## Short task
In the records below, find each line containing the word "Analysis" and copy it.

## Data rows

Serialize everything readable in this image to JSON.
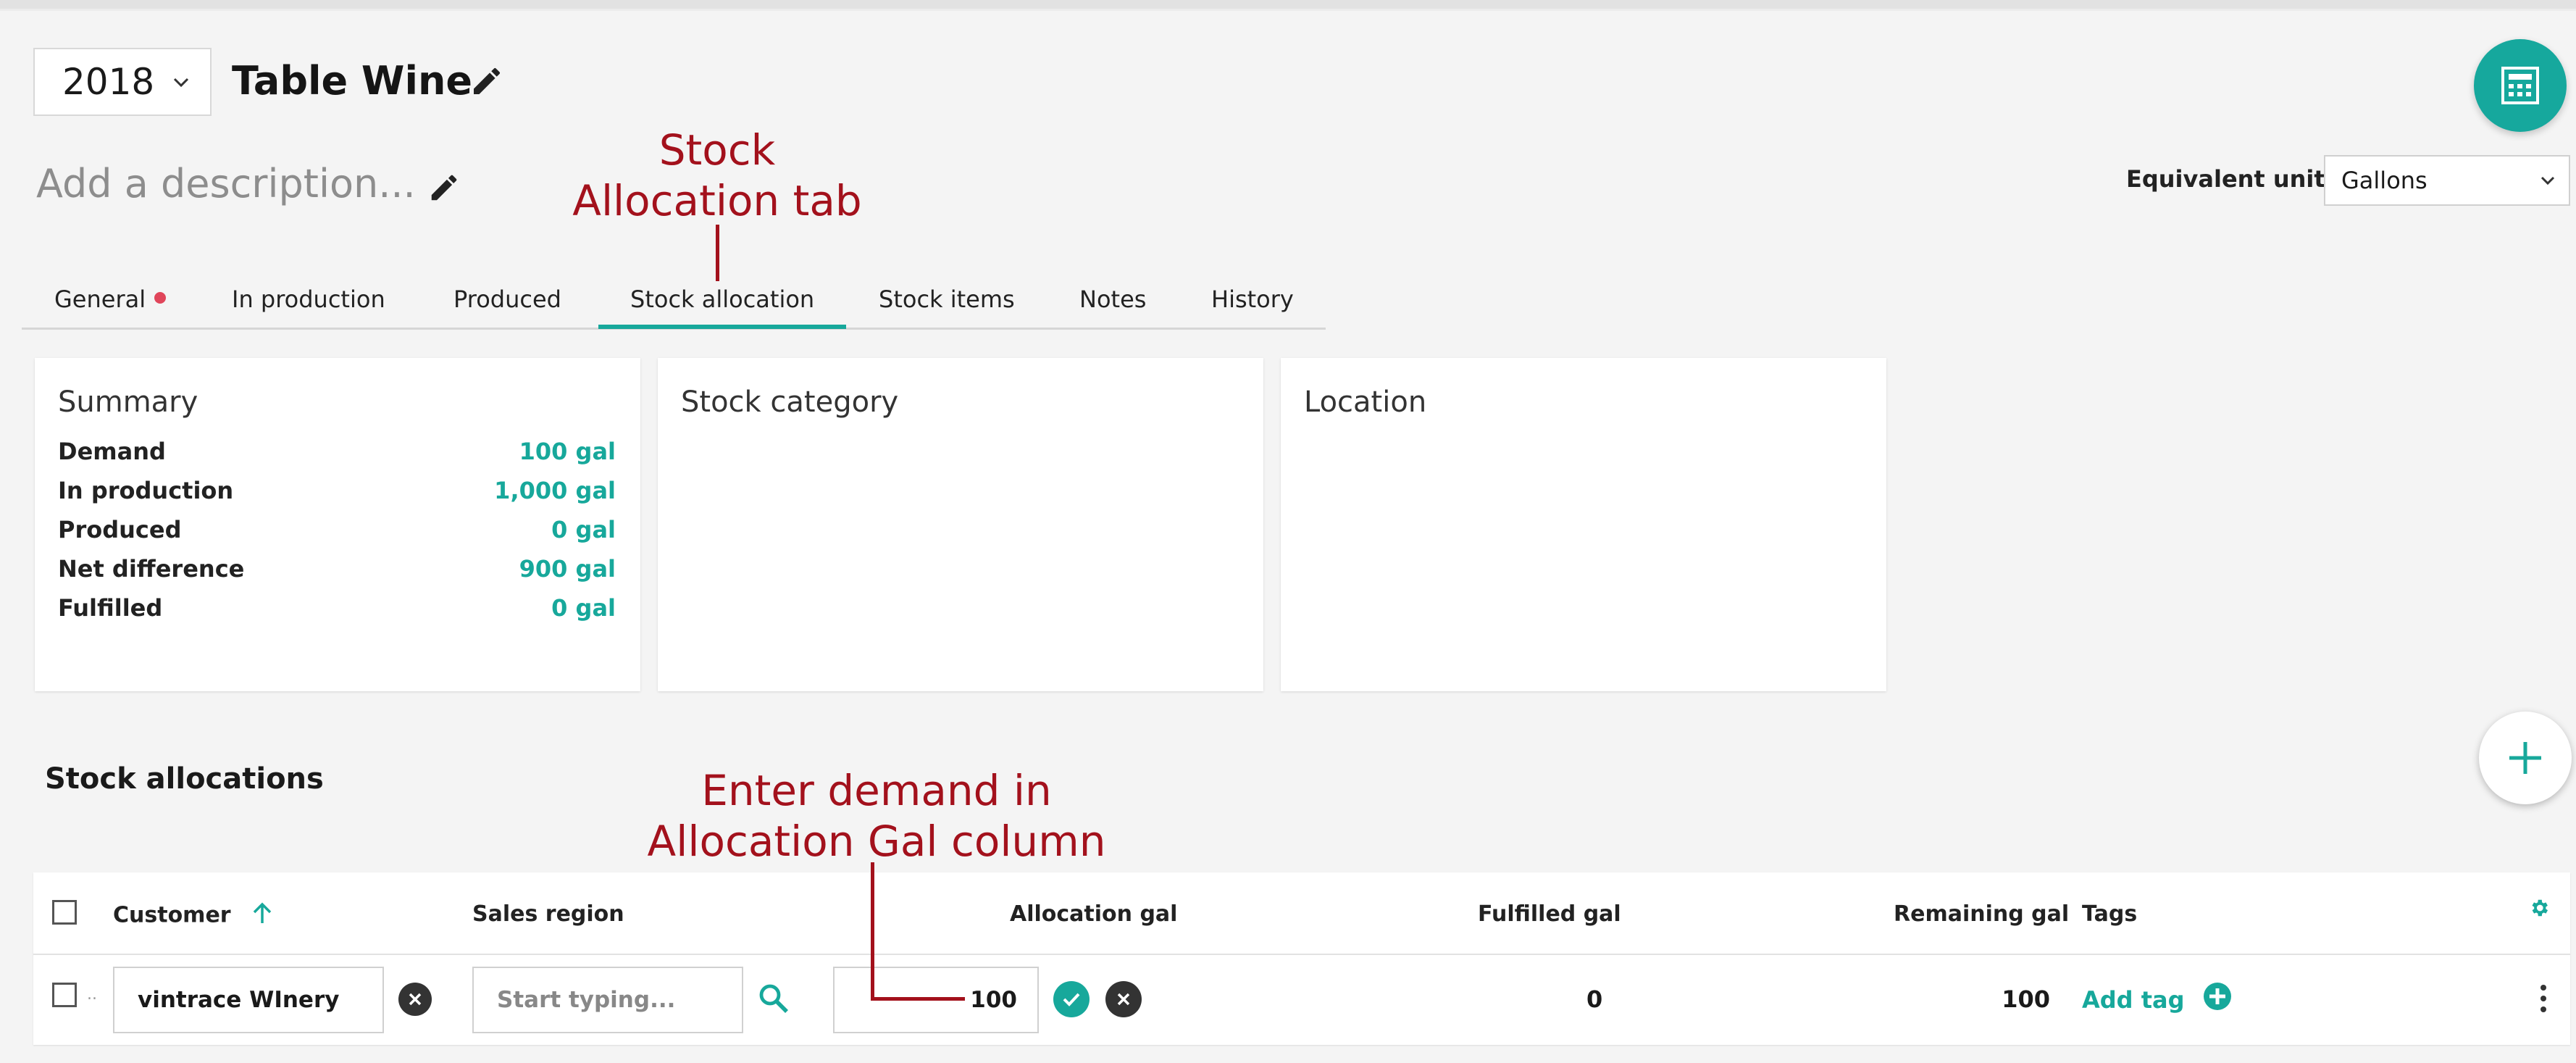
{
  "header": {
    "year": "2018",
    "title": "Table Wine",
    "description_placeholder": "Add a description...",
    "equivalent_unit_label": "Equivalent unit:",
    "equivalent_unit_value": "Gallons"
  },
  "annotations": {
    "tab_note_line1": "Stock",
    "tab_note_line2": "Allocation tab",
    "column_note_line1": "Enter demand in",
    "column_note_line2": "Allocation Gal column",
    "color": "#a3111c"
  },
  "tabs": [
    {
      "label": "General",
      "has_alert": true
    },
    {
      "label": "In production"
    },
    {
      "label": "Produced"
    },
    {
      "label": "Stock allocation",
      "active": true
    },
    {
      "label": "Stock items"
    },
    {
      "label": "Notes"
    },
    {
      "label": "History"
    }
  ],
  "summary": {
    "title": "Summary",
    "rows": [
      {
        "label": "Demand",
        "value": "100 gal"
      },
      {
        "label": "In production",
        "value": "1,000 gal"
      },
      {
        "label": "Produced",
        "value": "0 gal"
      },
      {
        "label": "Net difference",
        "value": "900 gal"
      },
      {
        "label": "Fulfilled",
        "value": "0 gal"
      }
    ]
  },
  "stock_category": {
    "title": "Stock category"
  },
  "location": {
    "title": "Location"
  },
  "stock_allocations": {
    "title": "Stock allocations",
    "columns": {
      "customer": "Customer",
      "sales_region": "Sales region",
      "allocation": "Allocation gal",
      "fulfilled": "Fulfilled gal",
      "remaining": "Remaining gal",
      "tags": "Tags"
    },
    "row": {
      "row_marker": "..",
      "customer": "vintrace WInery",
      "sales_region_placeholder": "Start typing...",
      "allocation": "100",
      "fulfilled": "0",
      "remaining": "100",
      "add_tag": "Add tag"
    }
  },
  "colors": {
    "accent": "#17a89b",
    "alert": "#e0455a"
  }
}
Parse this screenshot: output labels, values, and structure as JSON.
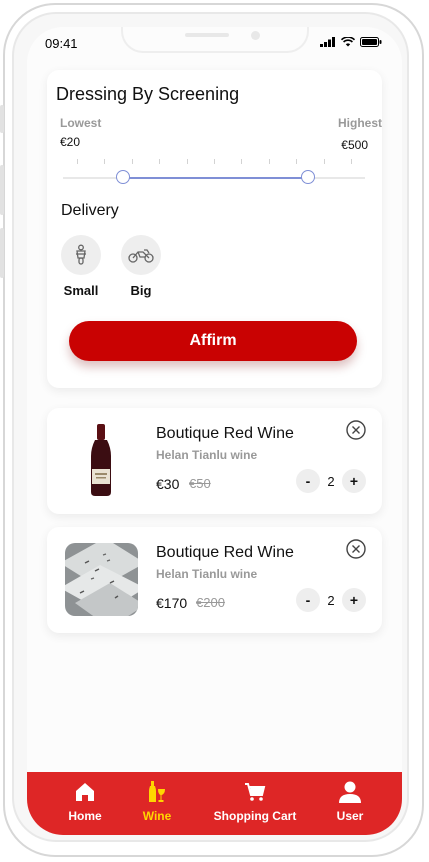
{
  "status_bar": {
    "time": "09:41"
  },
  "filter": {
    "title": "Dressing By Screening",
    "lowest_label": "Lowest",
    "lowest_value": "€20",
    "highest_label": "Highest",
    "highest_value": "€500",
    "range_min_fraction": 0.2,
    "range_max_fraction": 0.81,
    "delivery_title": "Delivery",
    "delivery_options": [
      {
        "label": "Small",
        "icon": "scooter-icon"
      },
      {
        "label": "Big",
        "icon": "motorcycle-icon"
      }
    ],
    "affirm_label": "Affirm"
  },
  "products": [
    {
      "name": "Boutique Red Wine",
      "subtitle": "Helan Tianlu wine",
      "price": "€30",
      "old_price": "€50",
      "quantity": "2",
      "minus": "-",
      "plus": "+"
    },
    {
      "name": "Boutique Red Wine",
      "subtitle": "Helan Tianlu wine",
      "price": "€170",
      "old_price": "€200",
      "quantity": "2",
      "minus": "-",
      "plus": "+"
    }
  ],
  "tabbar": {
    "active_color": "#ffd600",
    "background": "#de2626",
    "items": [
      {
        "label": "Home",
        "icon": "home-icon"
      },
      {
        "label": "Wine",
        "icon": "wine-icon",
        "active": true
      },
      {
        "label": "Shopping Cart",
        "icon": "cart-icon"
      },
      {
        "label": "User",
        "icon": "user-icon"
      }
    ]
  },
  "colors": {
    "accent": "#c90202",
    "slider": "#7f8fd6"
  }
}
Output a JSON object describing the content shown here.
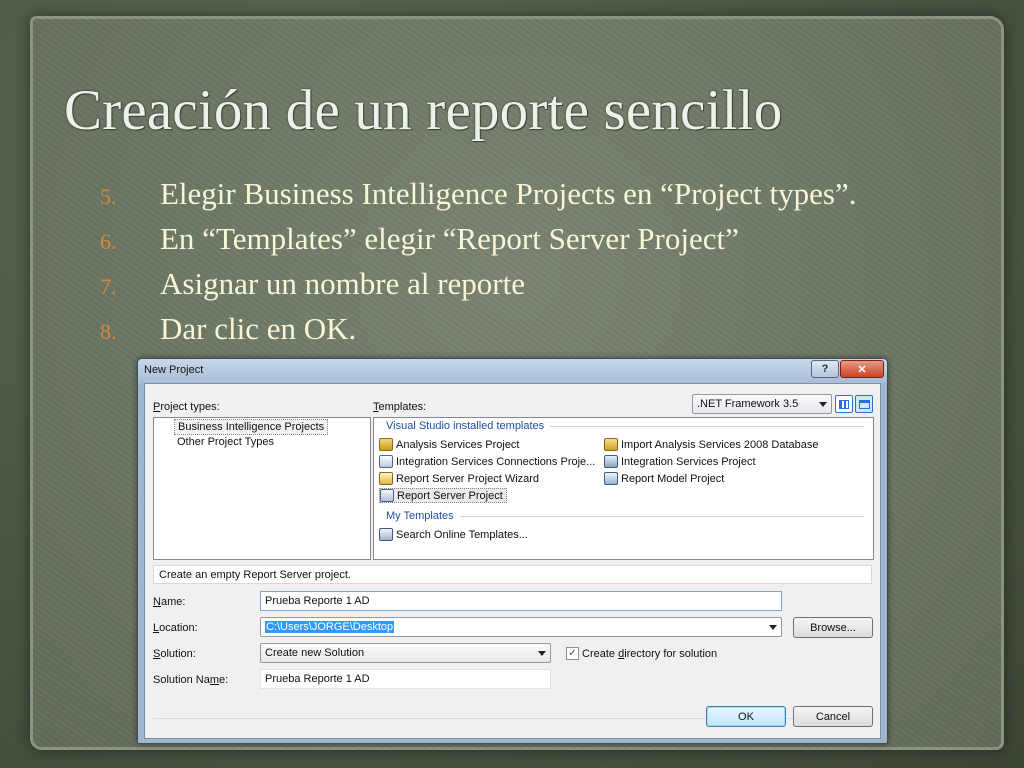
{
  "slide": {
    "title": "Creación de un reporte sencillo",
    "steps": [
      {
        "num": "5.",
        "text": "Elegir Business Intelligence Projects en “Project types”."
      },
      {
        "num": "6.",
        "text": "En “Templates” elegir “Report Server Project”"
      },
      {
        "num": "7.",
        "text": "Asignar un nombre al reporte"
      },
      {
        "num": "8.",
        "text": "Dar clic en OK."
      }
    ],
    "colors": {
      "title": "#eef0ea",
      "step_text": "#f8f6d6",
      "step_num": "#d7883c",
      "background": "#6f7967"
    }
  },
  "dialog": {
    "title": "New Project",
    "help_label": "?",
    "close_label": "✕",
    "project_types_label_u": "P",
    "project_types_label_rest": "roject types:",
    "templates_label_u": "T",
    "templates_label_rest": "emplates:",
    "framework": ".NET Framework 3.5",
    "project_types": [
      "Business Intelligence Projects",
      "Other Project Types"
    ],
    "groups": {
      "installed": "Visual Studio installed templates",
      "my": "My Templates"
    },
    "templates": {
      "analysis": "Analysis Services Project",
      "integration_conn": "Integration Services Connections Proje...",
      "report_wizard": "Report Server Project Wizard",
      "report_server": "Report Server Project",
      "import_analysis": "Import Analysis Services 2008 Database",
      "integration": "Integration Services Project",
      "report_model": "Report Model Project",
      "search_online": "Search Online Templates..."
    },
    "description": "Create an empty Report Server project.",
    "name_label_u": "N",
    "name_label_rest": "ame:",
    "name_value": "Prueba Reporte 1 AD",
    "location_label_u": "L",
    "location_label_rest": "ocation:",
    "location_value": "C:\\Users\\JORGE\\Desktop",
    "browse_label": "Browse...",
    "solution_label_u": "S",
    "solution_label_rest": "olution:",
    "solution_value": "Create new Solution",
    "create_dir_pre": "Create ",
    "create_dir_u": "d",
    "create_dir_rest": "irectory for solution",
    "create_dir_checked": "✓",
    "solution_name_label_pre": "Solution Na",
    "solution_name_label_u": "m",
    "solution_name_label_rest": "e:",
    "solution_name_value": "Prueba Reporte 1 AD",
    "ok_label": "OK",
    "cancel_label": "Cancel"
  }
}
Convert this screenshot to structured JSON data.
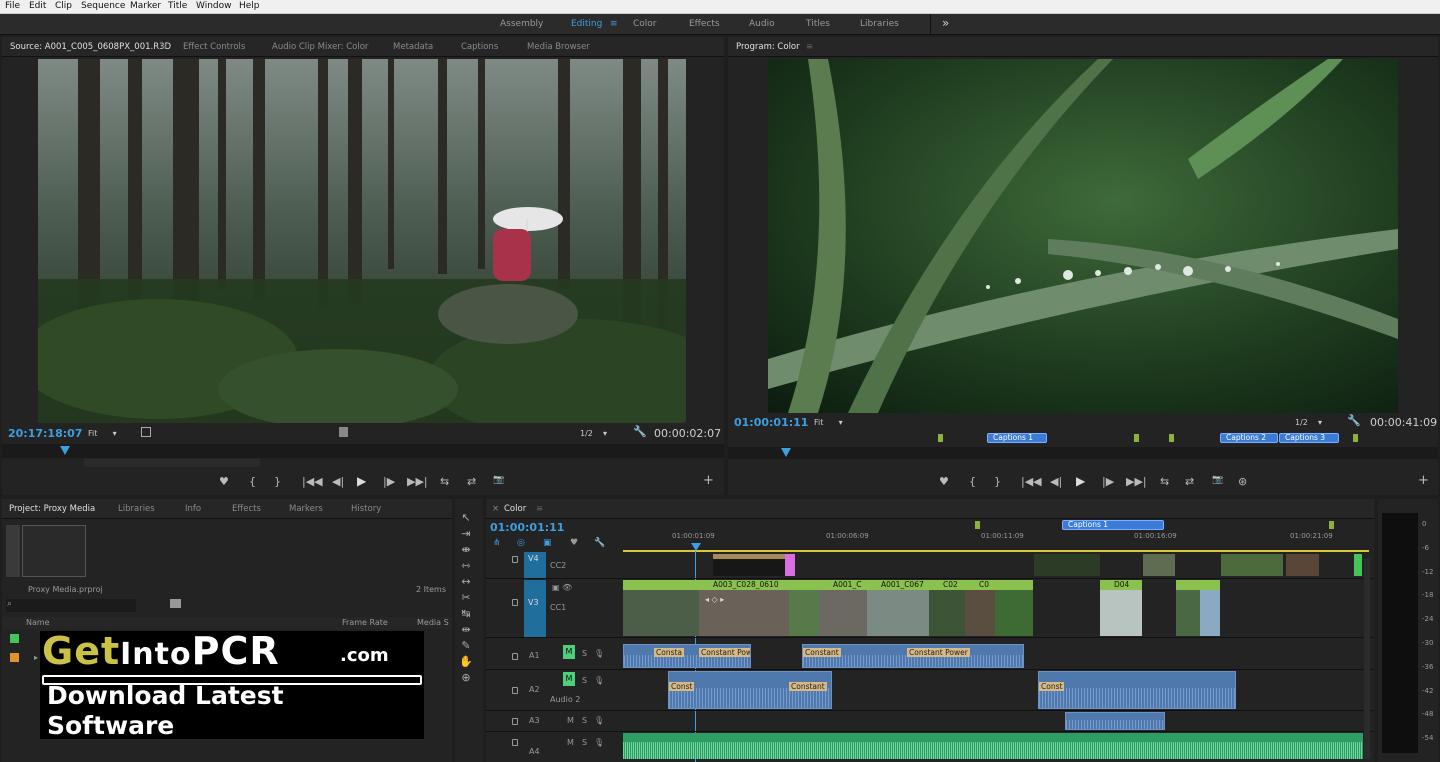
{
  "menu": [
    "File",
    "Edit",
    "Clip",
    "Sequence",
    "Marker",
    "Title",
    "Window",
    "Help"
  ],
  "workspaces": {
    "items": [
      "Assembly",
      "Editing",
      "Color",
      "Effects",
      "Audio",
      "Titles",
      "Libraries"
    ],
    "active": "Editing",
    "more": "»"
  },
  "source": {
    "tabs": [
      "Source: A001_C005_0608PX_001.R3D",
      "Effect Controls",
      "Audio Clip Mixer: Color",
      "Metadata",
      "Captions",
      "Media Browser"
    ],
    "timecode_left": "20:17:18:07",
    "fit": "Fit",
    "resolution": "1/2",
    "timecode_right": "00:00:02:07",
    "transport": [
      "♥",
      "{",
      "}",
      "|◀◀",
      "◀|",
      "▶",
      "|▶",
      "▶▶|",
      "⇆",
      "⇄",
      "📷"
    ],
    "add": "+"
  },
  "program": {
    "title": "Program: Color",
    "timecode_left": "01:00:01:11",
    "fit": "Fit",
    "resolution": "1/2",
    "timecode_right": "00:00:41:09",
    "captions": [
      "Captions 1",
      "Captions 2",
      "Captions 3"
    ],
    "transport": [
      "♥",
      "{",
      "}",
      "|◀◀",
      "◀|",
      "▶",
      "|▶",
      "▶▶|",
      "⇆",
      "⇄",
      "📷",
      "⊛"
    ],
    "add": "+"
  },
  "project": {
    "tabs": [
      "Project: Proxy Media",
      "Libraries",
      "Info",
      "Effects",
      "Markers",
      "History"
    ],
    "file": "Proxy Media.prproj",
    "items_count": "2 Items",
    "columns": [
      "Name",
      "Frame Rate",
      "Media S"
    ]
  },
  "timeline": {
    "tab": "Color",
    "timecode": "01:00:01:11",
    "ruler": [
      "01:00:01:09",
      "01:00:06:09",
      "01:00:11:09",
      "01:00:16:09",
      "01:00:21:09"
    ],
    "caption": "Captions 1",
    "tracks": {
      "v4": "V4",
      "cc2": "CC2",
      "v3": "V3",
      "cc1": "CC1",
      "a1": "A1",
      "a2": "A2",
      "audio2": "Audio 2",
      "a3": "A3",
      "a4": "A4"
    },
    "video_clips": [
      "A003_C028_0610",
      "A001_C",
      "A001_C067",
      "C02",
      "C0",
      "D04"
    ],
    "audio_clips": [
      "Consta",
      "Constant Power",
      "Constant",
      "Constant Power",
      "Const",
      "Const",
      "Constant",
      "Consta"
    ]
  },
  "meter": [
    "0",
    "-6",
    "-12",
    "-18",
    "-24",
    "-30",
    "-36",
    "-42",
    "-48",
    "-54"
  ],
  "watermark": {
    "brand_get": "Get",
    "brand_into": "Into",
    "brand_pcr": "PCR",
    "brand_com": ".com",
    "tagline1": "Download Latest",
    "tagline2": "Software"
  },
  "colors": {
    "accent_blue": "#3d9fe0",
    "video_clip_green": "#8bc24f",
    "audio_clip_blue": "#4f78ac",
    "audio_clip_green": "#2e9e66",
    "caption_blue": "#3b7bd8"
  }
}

## Exercise solution
      "analysis": "Analysis Services Project",
      "import_analysis": "Import Analysis Services 2008 Database",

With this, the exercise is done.